| Task prompt |
In the entries that follow, how many lines contain the word "故本题选"? Answer with the number only.

| Records for the task |

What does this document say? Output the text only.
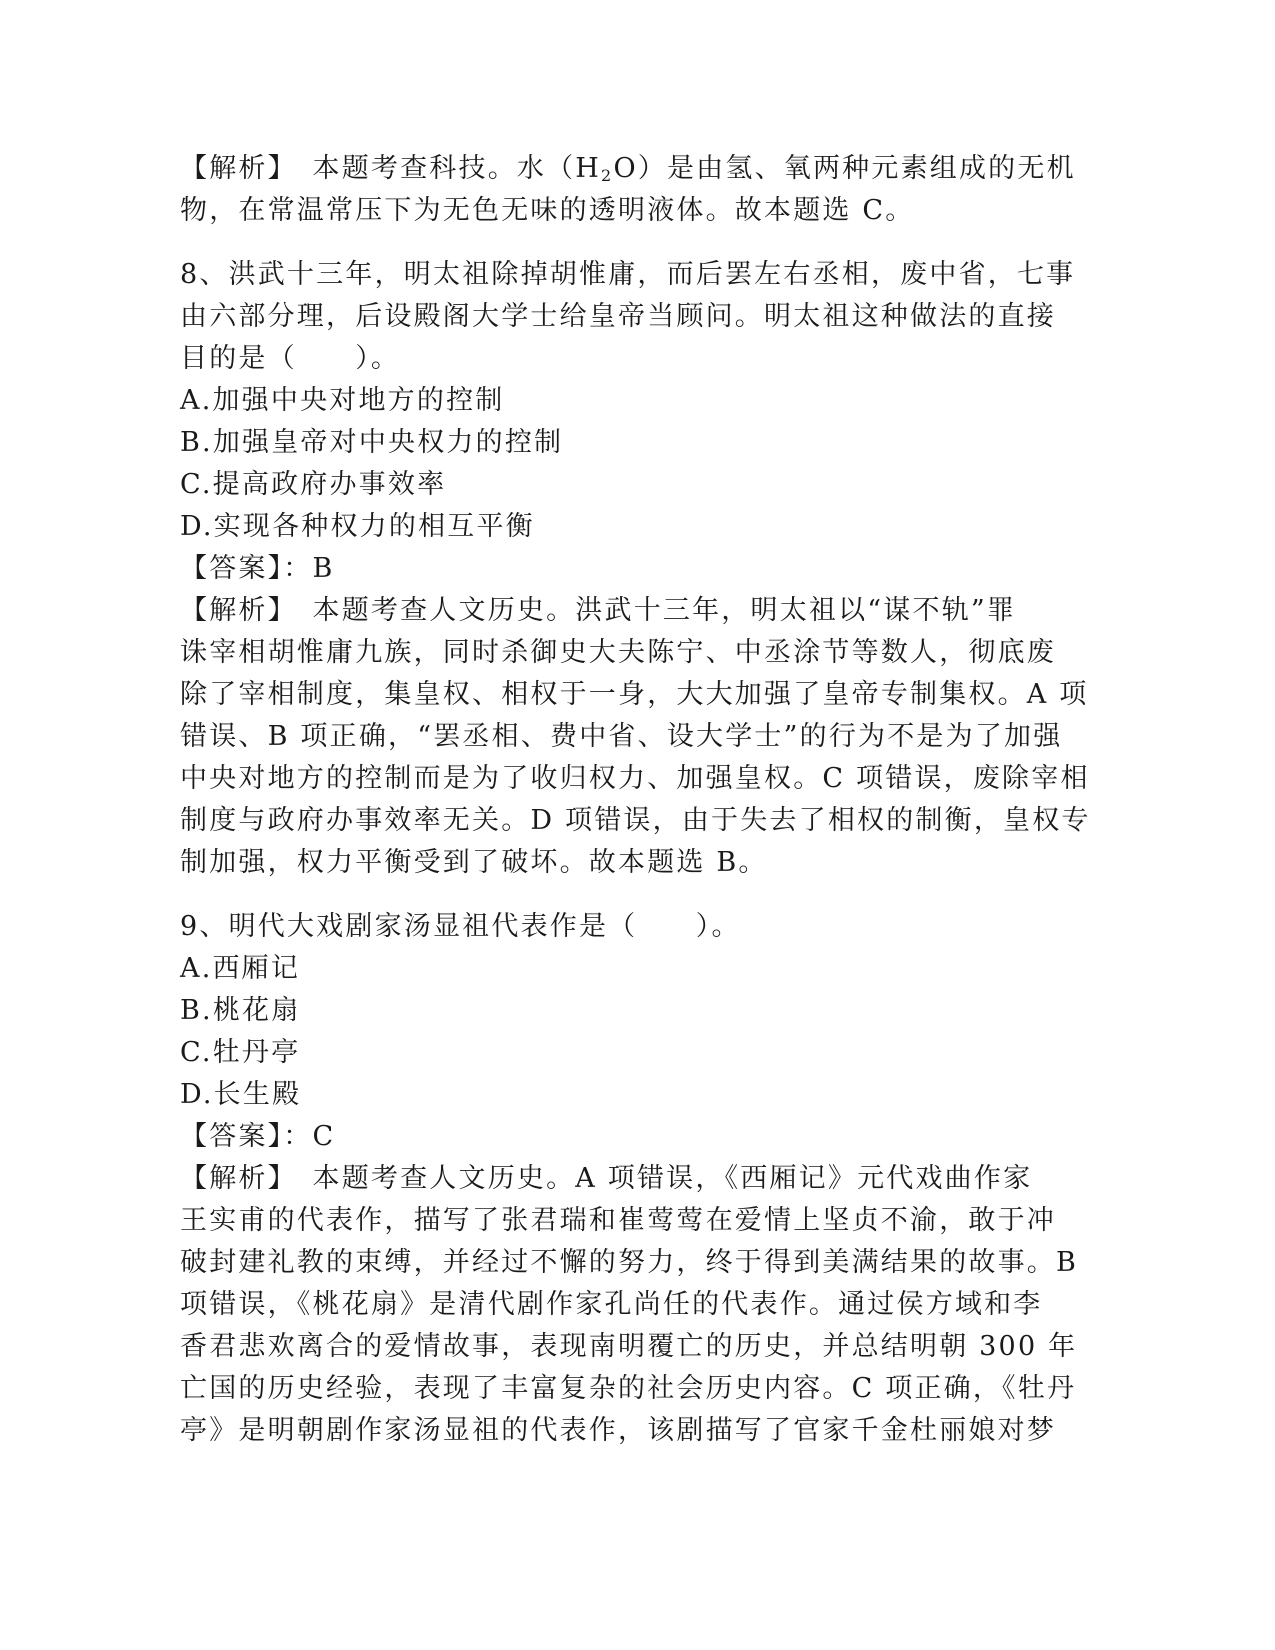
【解析】　本题考查科技。水$(H_2O)$是由氢、氧两种元素组成的无机
物，在常温常压下为无色无味的透明液体。故本题选 C。
8、洪武十三年，明太祖除掉胡惟庸，而后罢左右丞相，废中省，七事
由六部分理，后设殿阁大学士给皇帝当顾问。明太祖这种做法的直接
目的是（　　）。
A.加强中央对地方的控制
B.加强皇帝对中央权力的控制
C.提高政府办事效率
D.实现各种权力的相互平衡
【答案】：B
【解析】　本题考查人文历史。洪武十三年，明太祖以“谋不轨”罪
诛宰相胡惟庸九族，同时杀御史大夫陈宁、中丞涂节等数人，彻底废
除了宰相制度，集皇权、相权于一身，大大加强了皇帝专制集权。A 项
错误、B 项正确，“罢丞相、费中省、设大学士”的行为不是为了加强
中央对地方的控制而是为了收归权力、加强皇权。C 项错误，废除宰相
制度与政府办事效率无关。D 项错误，由于失去了相权的制衡，皇权专
制加强，权力平衡受到了破坏。故本题选 B。
9、明代大戏剧家汤显祖代表作是（　　）。
A.西厢记
B.桃花扇
C.牡丹亭
D.长生殿
【答案】：C
【解析】　本题考查人文历史。A 项错误，《西厢记》元代戏曲作家
王实甫的代表作，描写了张君瑞和崔莺莺在爱情上坚贞不渝，敢于冲
破封建礼教的束缚，并经过不懈的努力，终于得到美满结果的故事。B
项错误，《桃花扇》是清代剧作家孔尚任的代表作。通过侯方域和李
香君悲欢离合的爱情故事，表现南明覆亡的历史，并总结明朝 300 年
亡国的历史经验，表现了丰富复杂的社会历史内容。C 项正确，《牡丹
亭》是明朝剧作家汤显祖的代表作，该剧描写了官家千金杜丽娘对梦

| The reply |
2